(Entries from a dataset)
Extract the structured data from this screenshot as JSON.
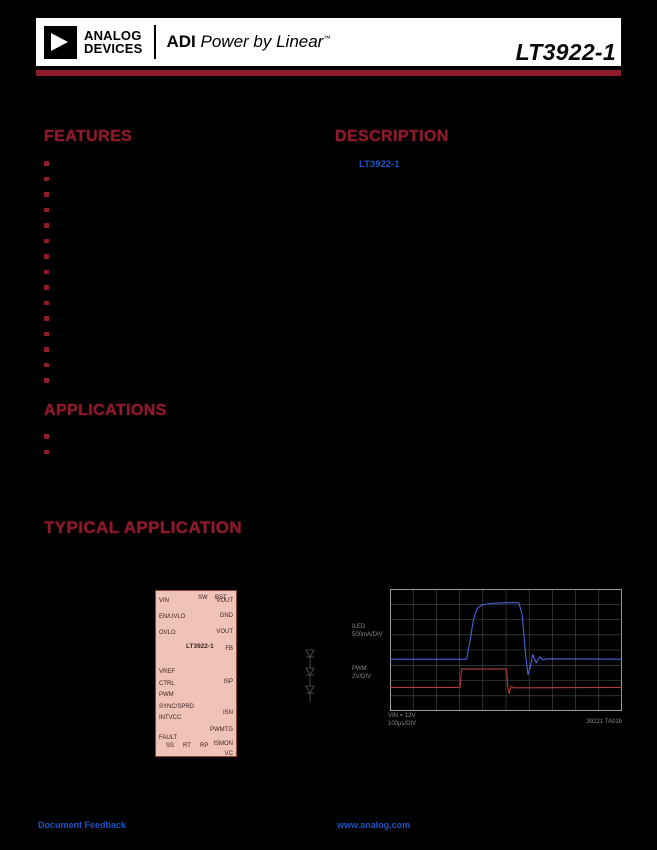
{
  "colors": {
    "accent_red": "#8e1b2c",
    "link_blue": "#1a56c4",
    "ic_fill": "#f0c3b9",
    "grid": "#4f4f4f",
    "plot_border": "#9a9a9a"
  },
  "icons": {
    "logo": "adi-arrowhead-triangle",
    "bullet": "filled-square",
    "led_string": "diode-symbols"
  },
  "header": {
    "logo_line1": "ANALOG",
    "logo_line2": "DEVICES",
    "brand_adi": "ADI",
    "brand_rest": "Power by Linear",
    "trademark": "™",
    "part_number": "LT3922-1"
  },
  "sections": {
    "features": {
      "title": "FEATURES",
      "items": [
        "",
        "",
        "",
        "",
        "",
        "",
        "",
        "",
        "",
        "",
        "",
        "",
        "",
        "",
        ""
      ]
    },
    "description": {
      "title": "DESCRIPTION",
      "part_link": "LT3922-1"
    },
    "applications": {
      "title": "APPLICATIONS",
      "items": [
        "",
        ""
      ]
    },
    "typical_application": {
      "title": "TYPICAL APPLICATION"
    }
  },
  "schematic": {
    "ic_label": "LT3922-1",
    "pins_top": [
      "SW",
      "BST"
    ],
    "pins_left": [
      "VIN",
      "EN/UVLO",
      "OVLO",
      "VREF",
      "CTRL",
      "PWM",
      "SYNC/SPRD",
      "INTVCC",
      "FAULT"
    ],
    "pins_right": [
      "VOUT",
      "GND",
      "VOUT",
      "FB",
      "ISP",
      "ISN",
      "PWMTG",
      "ISMON",
      "VC"
    ],
    "pins_bottom": [
      "SS",
      "RT",
      "RP"
    ]
  },
  "chart_data": {
    "type": "line",
    "x_divisions": 10,
    "y_divisions": 8,
    "series": [
      {
        "name": "ILED",
        "color": "#4a63d8",
        "points": [
          [
            0,
            3.4
          ],
          [
            3.3,
            3.4
          ],
          [
            3.45,
            4.6
          ],
          [
            3.6,
            6.0
          ],
          [
            3.75,
            6.7
          ],
          [
            3.95,
            6.95
          ],
          [
            4.3,
            7.05
          ],
          [
            5.0,
            7.1
          ],
          [
            5.55,
            7.1
          ],
          [
            5.7,
            6.3
          ],
          [
            5.85,
            3.6
          ],
          [
            5.95,
            2.4
          ],
          [
            6.05,
            2.9
          ],
          [
            6.15,
            3.7
          ],
          [
            6.3,
            3.15
          ],
          [
            6.45,
            3.55
          ],
          [
            6.6,
            3.35
          ],
          [
            6.8,
            3.42
          ],
          [
            10,
            3.4
          ]
        ]
      },
      {
        "name": "PWM",
        "color": "#b23a3a",
        "points": [
          [
            0,
            1.55
          ],
          [
            3.02,
            1.55
          ],
          [
            3.08,
            2.75
          ],
          [
            5.02,
            2.75
          ],
          [
            5.08,
            1.5
          ],
          [
            5.14,
            1.15
          ],
          [
            5.22,
            1.62
          ],
          [
            5.35,
            1.52
          ],
          [
            10,
            1.55
          ]
        ]
      }
    ],
    "labels": {
      "y1_line1": "ILED",
      "y1_line2": "500mA/DIV",
      "y2_line1": "PWM",
      "y2_line2": "2V/DIV",
      "note_line1": "VIN = 12V",
      "note_line2": "100μs/DIV",
      "figure_id": "39221 TA01b"
    }
  },
  "footer": {
    "feedback": "Document Feedback",
    "website": "www.analog.com"
  }
}
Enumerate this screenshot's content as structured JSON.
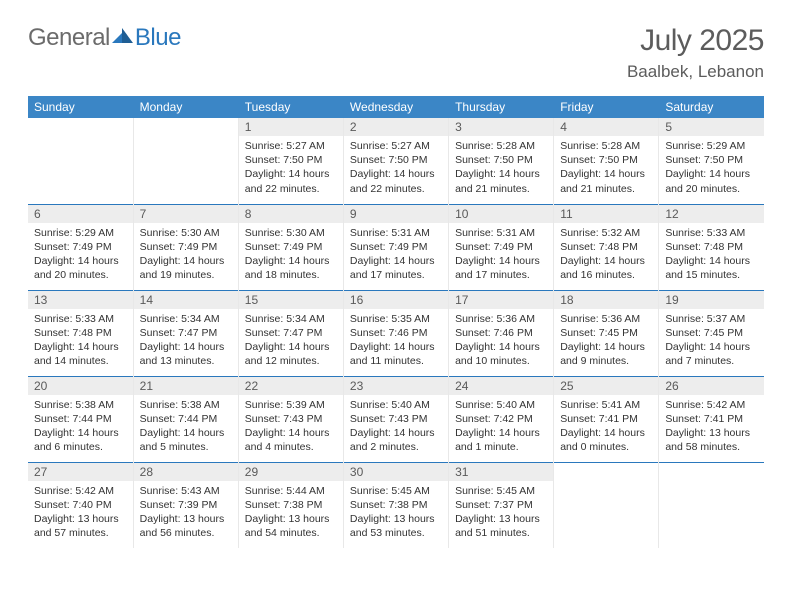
{
  "brand": {
    "part1": "General",
    "part2": "Blue"
  },
  "title": "July 2025",
  "location": "Baalbek, Lebanon",
  "colors": {
    "header_bg": "#3b86c6",
    "header_text": "#ffffff",
    "row_divider": "#2a78bd",
    "daynum_bg": "#ededed",
    "text": "#333333",
    "muted": "#5c5c5c"
  },
  "weekdays": [
    "Sunday",
    "Monday",
    "Tuesday",
    "Wednesday",
    "Thursday",
    "Friday",
    "Saturday"
  ],
  "weeks": [
    [
      null,
      null,
      {
        "n": "1",
        "sunrise": "5:27 AM",
        "sunset": "7:50 PM",
        "daylight": "14 hours and 22 minutes."
      },
      {
        "n": "2",
        "sunrise": "5:27 AM",
        "sunset": "7:50 PM",
        "daylight": "14 hours and 22 minutes."
      },
      {
        "n": "3",
        "sunrise": "5:28 AM",
        "sunset": "7:50 PM",
        "daylight": "14 hours and 21 minutes."
      },
      {
        "n": "4",
        "sunrise": "5:28 AM",
        "sunset": "7:50 PM",
        "daylight": "14 hours and 21 minutes."
      },
      {
        "n": "5",
        "sunrise": "5:29 AM",
        "sunset": "7:50 PM",
        "daylight": "14 hours and 20 minutes."
      }
    ],
    [
      {
        "n": "6",
        "sunrise": "5:29 AM",
        "sunset": "7:49 PM",
        "daylight": "14 hours and 20 minutes."
      },
      {
        "n": "7",
        "sunrise": "5:30 AM",
        "sunset": "7:49 PM",
        "daylight": "14 hours and 19 minutes."
      },
      {
        "n": "8",
        "sunrise": "5:30 AM",
        "sunset": "7:49 PM",
        "daylight": "14 hours and 18 minutes."
      },
      {
        "n": "9",
        "sunrise": "5:31 AM",
        "sunset": "7:49 PM",
        "daylight": "14 hours and 17 minutes."
      },
      {
        "n": "10",
        "sunrise": "5:31 AM",
        "sunset": "7:49 PM",
        "daylight": "14 hours and 17 minutes."
      },
      {
        "n": "11",
        "sunrise": "5:32 AM",
        "sunset": "7:48 PM",
        "daylight": "14 hours and 16 minutes."
      },
      {
        "n": "12",
        "sunrise": "5:33 AM",
        "sunset": "7:48 PM",
        "daylight": "14 hours and 15 minutes."
      }
    ],
    [
      {
        "n": "13",
        "sunrise": "5:33 AM",
        "sunset": "7:48 PM",
        "daylight": "14 hours and 14 minutes."
      },
      {
        "n": "14",
        "sunrise": "5:34 AM",
        "sunset": "7:47 PM",
        "daylight": "14 hours and 13 minutes."
      },
      {
        "n": "15",
        "sunrise": "5:34 AM",
        "sunset": "7:47 PM",
        "daylight": "14 hours and 12 minutes."
      },
      {
        "n": "16",
        "sunrise": "5:35 AM",
        "sunset": "7:46 PM",
        "daylight": "14 hours and 11 minutes."
      },
      {
        "n": "17",
        "sunrise": "5:36 AM",
        "sunset": "7:46 PM",
        "daylight": "14 hours and 10 minutes."
      },
      {
        "n": "18",
        "sunrise": "5:36 AM",
        "sunset": "7:45 PM",
        "daylight": "14 hours and 9 minutes."
      },
      {
        "n": "19",
        "sunrise": "5:37 AM",
        "sunset": "7:45 PM",
        "daylight": "14 hours and 7 minutes."
      }
    ],
    [
      {
        "n": "20",
        "sunrise": "5:38 AM",
        "sunset": "7:44 PM",
        "daylight": "14 hours and 6 minutes."
      },
      {
        "n": "21",
        "sunrise": "5:38 AM",
        "sunset": "7:44 PM",
        "daylight": "14 hours and 5 minutes."
      },
      {
        "n": "22",
        "sunrise": "5:39 AM",
        "sunset": "7:43 PM",
        "daylight": "14 hours and 4 minutes."
      },
      {
        "n": "23",
        "sunrise": "5:40 AM",
        "sunset": "7:43 PM",
        "daylight": "14 hours and 2 minutes."
      },
      {
        "n": "24",
        "sunrise": "5:40 AM",
        "sunset": "7:42 PM",
        "daylight": "14 hours and 1 minute."
      },
      {
        "n": "25",
        "sunrise": "5:41 AM",
        "sunset": "7:41 PM",
        "daylight": "14 hours and 0 minutes."
      },
      {
        "n": "26",
        "sunrise": "5:42 AM",
        "sunset": "7:41 PM",
        "daylight": "13 hours and 58 minutes."
      }
    ],
    [
      {
        "n": "27",
        "sunrise": "5:42 AM",
        "sunset": "7:40 PM",
        "daylight": "13 hours and 57 minutes."
      },
      {
        "n": "28",
        "sunrise": "5:43 AM",
        "sunset": "7:39 PM",
        "daylight": "13 hours and 56 minutes."
      },
      {
        "n": "29",
        "sunrise": "5:44 AM",
        "sunset": "7:38 PM",
        "daylight": "13 hours and 54 minutes."
      },
      {
        "n": "30",
        "sunrise": "5:45 AM",
        "sunset": "7:38 PM",
        "daylight": "13 hours and 53 minutes."
      },
      {
        "n": "31",
        "sunrise": "5:45 AM",
        "sunset": "7:37 PM",
        "daylight": "13 hours and 51 minutes."
      },
      null,
      null
    ]
  ],
  "labels": {
    "sunrise": "Sunrise:",
    "sunset": "Sunset:",
    "daylight": "Daylight:"
  }
}
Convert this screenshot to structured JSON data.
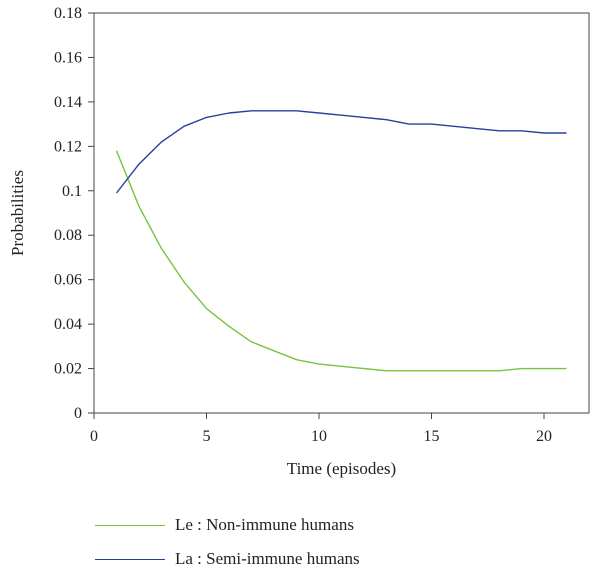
{
  "chart_data": {
    "type": "line",
    "xlabel": "Time (episodes)",
    "ylabel": "Probabilities",
    "xlim": [
      0,
      22
    ],
    "ylim": [
      0,
      0.18
    ],
    "xticks": [
      "0",
      "5",
      "10",
      "15",
      "20"
    ],
    "yticks": [
      "0",
      "0.02",
      "0.04",
      "0.06",
      "0.08",
      "0.1",
      "0.12",
      "0.14",
      "0.16",
      "0.18"
    ],
    "x": [
      1,
      2,
      3,
      4,
      5,
      6,
      7,
      8,
      9,
      10,
      11,
      12,
      13,
      14,
      15,
      16,
      17,
      18,
      19,
      20,
      21
    ],
    "series": [
      {
        "name": "Le : Non-immune humans",
        "color": "#76c442",
        "values": [
          0.118,
          0.093,
          0.074,
          0.059,
          0.047,
          0.039,
          0.032,
          0.028,
          0.024,
          0.022,
          0.021,
          0.02,
          0.019,
          0.019,
          0.019,
          0.019,
          0.019,
          0.019,
          0.02,
          0.02,
          0.02
        ]
      },
      {
        "name": "La : Semi-immune humans",
        "color": "#27419b",
        "values": [
          0.099,
          0.112,
          0.122,
          0.129,
          0.133,
          0.135,
          0.136,
          0.136,
          0.136,
          0.135,
          0.134,
          0.133,
          0.132,
          0.13,
          0.13,
          0.129,
          0.128,
          0.127,
          0.127,
          0.126,
          0.126
        ]
      }
    ],
    "grid": false,
    "legend": "bottom"
  }
}
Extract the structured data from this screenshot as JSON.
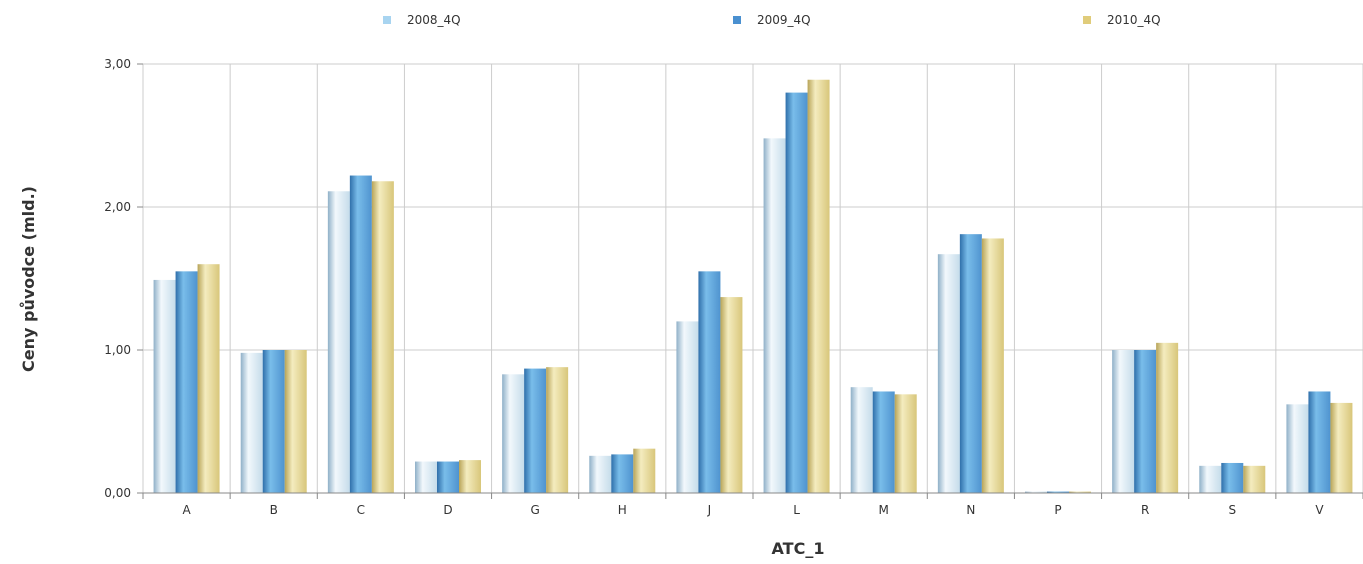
{
  "chart_data": {
    "type": "bar",
    "categories": [
      "A",
      "B",
      "C",
      "D",
      "G",
      "H",
      "J",
      "L",
      "M",
      "N",
      "P",
      "R",
      "S",
      "V"
    ],
    "series": [
      {
        "name": "2008_4Q",
        "color": "#a8d4f0",
        "values": [
          1.49,
          0.98,
          2.11,
          0.22,
          0.83,
          0.26,
          1.2,
          2.48,
          0.74,
          1.67,
          0.01,
          1.0,
          0.19,
          0.62
        ]
      },
      {
        "name": "2009_4Q",
        "color": "#4a90d0",
        "values": [
          1.55,
          1.0,
          2.22,
          0.22,
          0.87,
          0.27,
          1.55,
          2.8,
          0.71,
          1.81,
          0.01,
          1.0,
          0.21,
          0.71
        ]
      },
      {
        "name": "2010_4Q",
        "color": "#e0cc7a",
        "values": [
          1.6,
          1.0,
          2.18,
          0.23,
          0.88,
          0.31,
          1.37,
          2.89,
          0.69,
          1.78,
          0.01,
          1.05,
          0.19,
          0.63
        ]
      }
    ],
    "xlabel": "ATC_1",
    "ylabel": "Ceny původce (mld.)",
    "ylim": [
      0,
      3
    ],
    "yticks": [
      "0,00",
      "1,00",
      "2,00",
      "3,00"
    ],
    "grid": true,
    "legend_position": "top"
  }
}
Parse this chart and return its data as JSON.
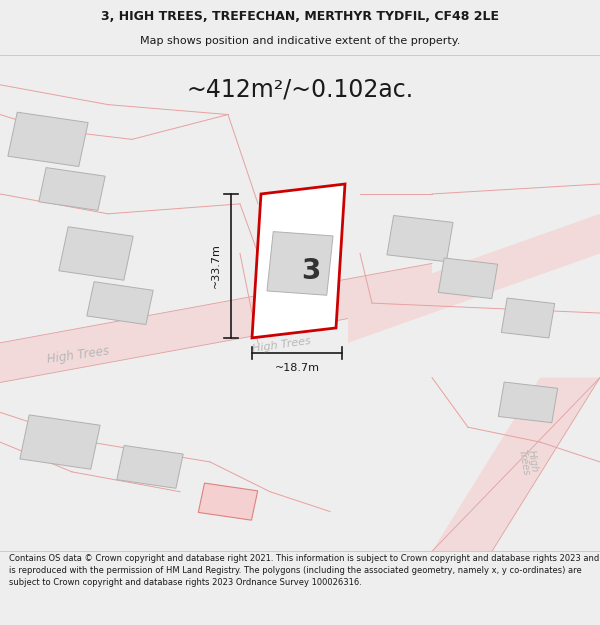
{
  "title_line1": "3, HIGH TREES, TREFECHAN, MERTHYR TYDFIL, CF48 2LE",
  "title_line2": "Map shows position and indicative extent of the property.",
  "area_text": "~412m²/~0.102ac.",
  "label_number": "3",
  "dim_vertical": "~33.7m",
  "dim_horizontal": "~18.7m",
  "footer_text": "Contains OS data © Crown copyright and database right 2021. This information is subject to Crown copyright and database rights 2023 and is reproduced with the permission of HM Land Registry. The polygons (including the associated geometry, namely x, y co-ordinates) are subject to Crown copyright and database rights 2023 Ordnance Survey 100026316.",
  "bg_color": "#f0f0f0",
  "map_bg": "#f7f7f7",
  "property_color": "#cc0000",
  "building_color": "#d8d8d8",
  "building_edge": "#b0b0b0",
  "road_fill": "#f2dada",
  "road_line": "#e0a0a0",
  "boundary_color": "#e8a0a0",
  "dim_color": "#1a1a1a",
  "title_color": "#1a1a1a",
  "footer_color": "#1a1a1a",
  "street_color": "#b8b8b8",
  "header_footer_bg": "#eeeeee"
}
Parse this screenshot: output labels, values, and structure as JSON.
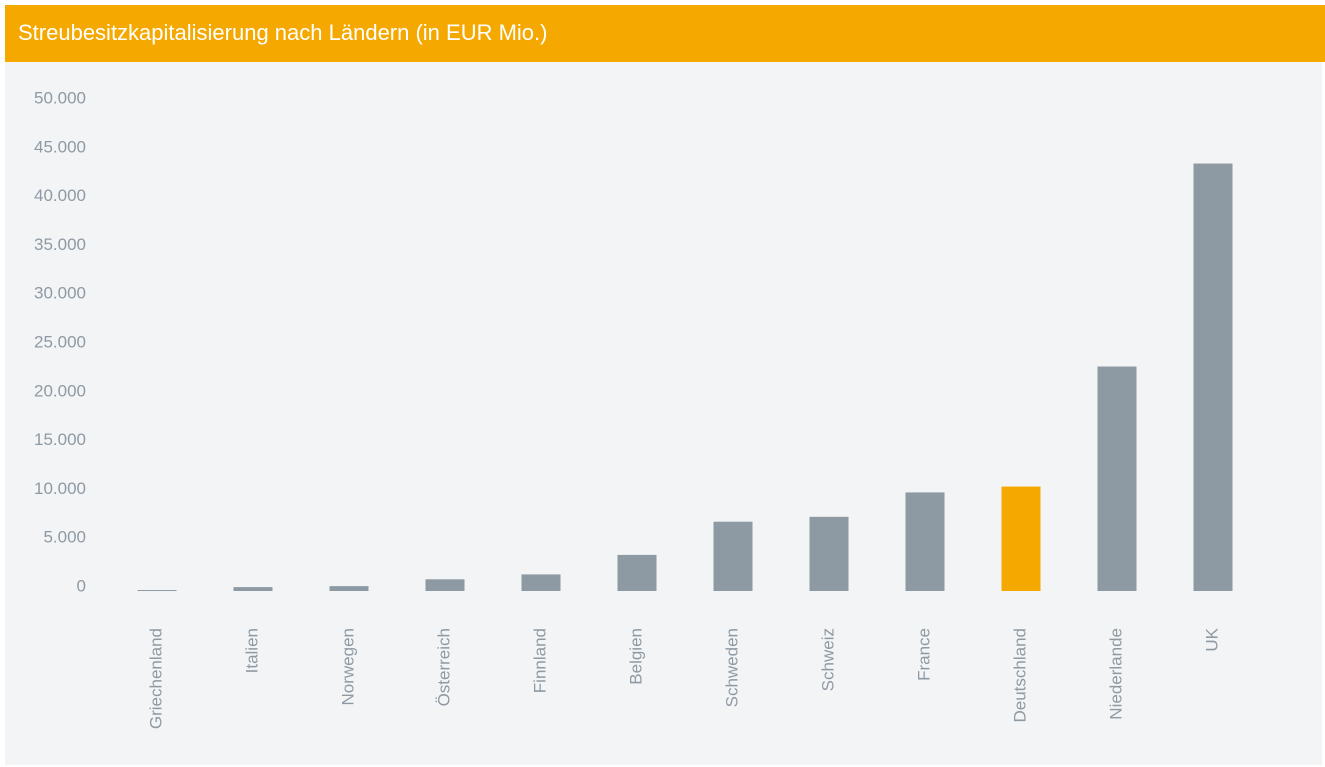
{
  "chart_data": {
    "type": "bar",
    "title": "Streubesitzkapitalisierung nach Ländern (in EUR Mio.)",
    "categories": [
      "Griechenland",
      "Italien",
      "Norwegen",
      "Österreich",
      "Finnland",
      "Belgien",
      "Schweden",
      "Schweiz",
      "France",
      "Deutschland",
      "Niederlande",
      "UK"
    ],
    "values": [
      100,
      400,
      500,
      1200,
      1700,
      3700,
      7100,
      7600,
      10100,
      10700,
      23000,
      43800
    ],
    "colors": [
      "#8e9aa3",
      "#8e9aa3",
      "#8e9aa3",
      "#8e9aa3",
      "#8e9aa3",
      "#8e9aa3",
      "#8e9aa3",
      "#8e9aa3",
      "#8e9aa3",
      "#f5a800",
      "#8e9aa3",
      "#8e9aa3"
    ],
    "ylim": [
      0,
      50000
    ],
    "yticks": [
      0,
      {
        "value": 5000,
        "label": "5.000"
      },
      {
        "value": 10000,
        "label": "10.000"
      },
      {
        "value": 15000,
        "label": "15.000"
      },
      {
        "value": 20000,
        "label": "20.000"
      },
      {
        "value": 25000,
        "label": "25.000"
      },
      {
        "value": 30000,
        "label": "30.000"
      },
      {
        "value": 35000,
        "label": "35.000"
      },
      {
        "value": 40000,
        "label": "40.000"
      },
      {
        "value": 45000,
        "label": "45.000"
      },
      {
        "value": 50000,
        "label": "50.000"
      }
    ],
    "grid": false
  }
}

■ **GOAL**:
Using the listing above, show every line that includes the string "JSON".

■ **SOLUTION TO THE PROBLEM**:
Extract the structured data from this screenshot as JSON.
Enumerate this screenshot's content as structured JSON.
Convert this screenshot to structured JSON data.
Extract the structured data from this screenshot as JSON.
Parse this chart and return its data as JSON.
Parse this screenshot: output labels, values, and structure as JSON.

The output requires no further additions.